- TAREAS PENDIENTES
a) ¿Puedes reescribir todo lo que va desde "Estas decisiones alarmarían" hasta "y poderío militar." en el artículo sobre Corea del Norte, renombrando "China" como "Pekín"?
b) ¿Coinciden con el artículo sobre Corea del Norte estas afirmaciones? Responde sí o no a cada una y cita las palabras exactas del artículo que lo deciden.
(i) Corea del Norte acaba de realizar su quinto ensayo de un dispositivo explosivo nuclear.
(ii) Estados Unidos dispone de varias opciones atractivas.
(iii) Corea del Norte podría verse tentada a vender armas nucleares a un grupo terrorista.
c) ¿Puedes retomar el artículo sobre el programa nuclear de Corea del Norte y continuarlo a partir del punto en que se detiene?

- FRAGMENTO DEL DOCUMENTO
== == ==

KIEV – Imaginemos que es el año 2020. El director de la CIA pide una reunión urgente con el presidente de Estados Unidos. La razón: Corea del Norte ha logrado fabricar una bomba nuclear lo suficientemente pequeña como para caber en la punta de un misil balístico intercontinental capaz de alcanzar el territorio continental de Estados Unidos. La noticia rápidamente se filtra a la población. Se llevan a cabo reuniones de alto nivel para diseñar una respuesta no solo en Washington, sino también en Seúl, Tokio, Pekín y Moscú.
Este escenario hoy puede parecer irreal, pero es más ciencia política que ciencia ficción. Corea del Norte acaba de llevar a cabo su quinto ensayo (aparentemente exitoso) de un dispositivo explosivo nuclear. Y lo hizo pocos días después de probar varios misiles balísticos. A falta de una intervención importante, es solo una cuestión de tiempo antes de que Corea del Norte incremente su arsenal nuclear (que hoy se estima en 8 y 12 dispositivos) y encuentre la manera de miniaturizar sus armas para que sean transportadas por misiles de un rango y una precisión cada vez mayores.
Es difícil exagerar los riesgos si Corea del Norte, la sociedad más militarizada y cerrada del mundo, atraviesa este umbral. Si Corea del Norte tuviera la capacidad de amenazar a Estados Unidos, podría concluir que no debe temerle mucho al ejército estadounidense, y esta evaluación podría llevarla a lanzar un ataque no nuclear convencional contra Corea del Sur. Inclusive si una guerra de esas características terminara con la derrota de Corea del Norte, sería extremadamente costosa por donde se la mire.
Dicho esto, Corea del Norte no tendría que iniciar una guerra para que sus avances nucleares y en misiles tuvieran un impacto real. Si Corea del Sur o Japón alguna vez llegaran a la conclusión de que Corea del Norte está en condiciones de disuadir una participación norteamericana en una guerra en la Península, perderían confianza en las promesas de seguridad de Estados Unidos, lo que plantearía la posibilidad de que ellos mismos desarrollasen armas nucleares.
Estas decisiones alarmarían a China y prepararían el camino para una crisis regional o incluso un conflicto en una parte del mundo con la mayor concentración de gente, riqueza y poderío militar.
Existe también otro riesgo. Privada de efectivo, Corea del Norte podría verse tentada a vender armas nucleares al mejor postor, ya sea un grupo terrorista o algún país que también decidiera que necesita el arma más flamante. Por definición, la proliferación nuclear aumenta las posibilidades de una mayor proliferación nuclear –y, con ella, el uso real de armas nucleares–.
Estados Unidos tiene opciones, pero ninguna es particularmente atractiva. En cuanto a las negociaciones, prácticamente no existen razones para confiar en que Corea del Norte abandone lo que considera su mejor garantía de supervivencia. En efecto, muchas veces utilizó las negociaciones para ganar tiempo para futuros avances en sus capacidades nucleares y misilísticas.

== == ==

- FILAS DE DATOS

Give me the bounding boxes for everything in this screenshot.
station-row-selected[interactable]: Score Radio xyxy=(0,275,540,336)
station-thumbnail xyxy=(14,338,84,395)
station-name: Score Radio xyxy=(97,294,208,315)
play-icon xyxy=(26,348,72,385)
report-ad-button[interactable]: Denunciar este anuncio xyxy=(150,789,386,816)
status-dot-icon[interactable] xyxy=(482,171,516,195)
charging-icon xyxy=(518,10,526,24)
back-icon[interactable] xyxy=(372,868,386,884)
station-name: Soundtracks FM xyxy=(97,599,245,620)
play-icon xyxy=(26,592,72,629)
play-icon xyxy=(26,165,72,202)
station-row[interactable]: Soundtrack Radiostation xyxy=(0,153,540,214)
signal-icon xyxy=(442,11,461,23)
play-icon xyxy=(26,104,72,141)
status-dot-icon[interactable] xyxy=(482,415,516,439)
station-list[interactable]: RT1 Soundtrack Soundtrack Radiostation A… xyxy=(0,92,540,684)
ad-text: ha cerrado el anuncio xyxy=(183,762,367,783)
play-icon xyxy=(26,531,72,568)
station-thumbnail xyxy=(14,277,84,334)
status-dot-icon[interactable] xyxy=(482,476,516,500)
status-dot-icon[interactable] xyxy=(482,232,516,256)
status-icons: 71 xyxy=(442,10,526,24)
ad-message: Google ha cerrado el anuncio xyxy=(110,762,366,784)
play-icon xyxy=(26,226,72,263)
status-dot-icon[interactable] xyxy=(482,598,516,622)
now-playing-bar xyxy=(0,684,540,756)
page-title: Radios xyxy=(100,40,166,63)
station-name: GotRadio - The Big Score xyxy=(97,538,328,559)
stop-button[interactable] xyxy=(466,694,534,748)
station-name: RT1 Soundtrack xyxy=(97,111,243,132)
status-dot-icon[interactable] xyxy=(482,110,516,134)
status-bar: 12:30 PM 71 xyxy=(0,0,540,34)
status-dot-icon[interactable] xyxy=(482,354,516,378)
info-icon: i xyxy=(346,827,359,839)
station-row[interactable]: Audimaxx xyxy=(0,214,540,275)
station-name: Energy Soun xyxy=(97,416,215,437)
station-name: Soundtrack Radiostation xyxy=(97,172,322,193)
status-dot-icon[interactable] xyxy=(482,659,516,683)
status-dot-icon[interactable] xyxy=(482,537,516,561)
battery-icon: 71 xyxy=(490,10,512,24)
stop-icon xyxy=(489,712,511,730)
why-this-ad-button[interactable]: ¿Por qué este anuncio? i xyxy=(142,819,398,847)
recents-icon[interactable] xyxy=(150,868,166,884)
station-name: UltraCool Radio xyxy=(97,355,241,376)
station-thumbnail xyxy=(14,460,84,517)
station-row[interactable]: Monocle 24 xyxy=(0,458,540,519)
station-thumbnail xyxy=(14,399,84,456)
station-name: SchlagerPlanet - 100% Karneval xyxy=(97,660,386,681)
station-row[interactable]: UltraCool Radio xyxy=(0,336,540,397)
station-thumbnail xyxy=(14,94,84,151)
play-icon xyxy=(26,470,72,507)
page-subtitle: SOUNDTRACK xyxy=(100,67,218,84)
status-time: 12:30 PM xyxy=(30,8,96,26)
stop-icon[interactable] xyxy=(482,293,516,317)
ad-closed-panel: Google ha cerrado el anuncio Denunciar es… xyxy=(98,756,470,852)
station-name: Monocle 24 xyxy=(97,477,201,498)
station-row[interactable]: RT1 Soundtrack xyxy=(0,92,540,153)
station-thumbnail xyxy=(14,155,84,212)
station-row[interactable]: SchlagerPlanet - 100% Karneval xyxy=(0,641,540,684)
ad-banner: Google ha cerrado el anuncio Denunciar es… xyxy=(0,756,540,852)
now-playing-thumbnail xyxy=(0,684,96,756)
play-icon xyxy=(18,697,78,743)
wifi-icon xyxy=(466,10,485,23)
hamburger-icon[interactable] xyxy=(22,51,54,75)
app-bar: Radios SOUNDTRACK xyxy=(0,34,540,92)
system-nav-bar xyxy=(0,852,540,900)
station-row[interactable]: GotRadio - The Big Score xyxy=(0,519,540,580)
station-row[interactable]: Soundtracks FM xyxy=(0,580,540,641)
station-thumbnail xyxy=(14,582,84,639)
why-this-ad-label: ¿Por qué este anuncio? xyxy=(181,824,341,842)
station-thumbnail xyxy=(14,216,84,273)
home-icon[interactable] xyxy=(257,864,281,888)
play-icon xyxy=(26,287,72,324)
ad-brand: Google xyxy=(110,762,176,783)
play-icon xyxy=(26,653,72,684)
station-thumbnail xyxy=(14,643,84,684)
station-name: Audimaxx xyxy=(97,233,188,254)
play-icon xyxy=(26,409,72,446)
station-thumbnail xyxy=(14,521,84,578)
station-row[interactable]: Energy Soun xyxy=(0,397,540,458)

== == ==

- RESULTADOS ESPERADOS
a)
Estas decisiones alarmarían a Pekín y prepararían el camino para una crisis regional o incluso un conflicto en una parte del mundo con la mayor concentración de gente, riqueza y poderío militar.

b)
(i) Sí: "Corea del Norte acaba de llevar a cabo su quinto ensayo (aparentemente exitoso) de un dispositivo explosivo nuclear."
(ii) No: "Estados Unidos tiene opciones, pero ninguna es particularmente atractiva."
(iii) Sí: "Corea del Norte podría verse tentada a vender armas nucleares al mejor postor, ya sea un grupo terrorista o algún país que también decidiera que necesita el arma más flamante."

c)
Otra opción es seguir con una versión de la política actual de sanciones amplias. El problema es que las sanciones no serán lo suficientemente potentes como para obligar a Corea del Norte a abandonar sus programas nucleares y de misiles. Esto en parte se debe a que China, por temor a ingresos masivos de refugiados y a una Corea unificada en la órbita estratégica de Estados Unidos si Corea del Norte colapsara, muy probablemente querrá estar segura de conseguir el combustible y los alimentos que necesita.
En consecuencia, tiene más sentido centrarse en la diplomacia con China. Estados Unidos, después de consultar estrechamente con Corea del Sur y Japón, debería reunirse con las autoridades chinas para discutir cómo se vería una Corea unificada, de modo que se pueda responder a algunas preocupaciones chinas. Por ejemplo, un país unificado podría no ser nuclear y cualquier fuerza militar estadounidense que permaneciera en la Península podría ser menor y estar ubicada mucho más al sur que hoy.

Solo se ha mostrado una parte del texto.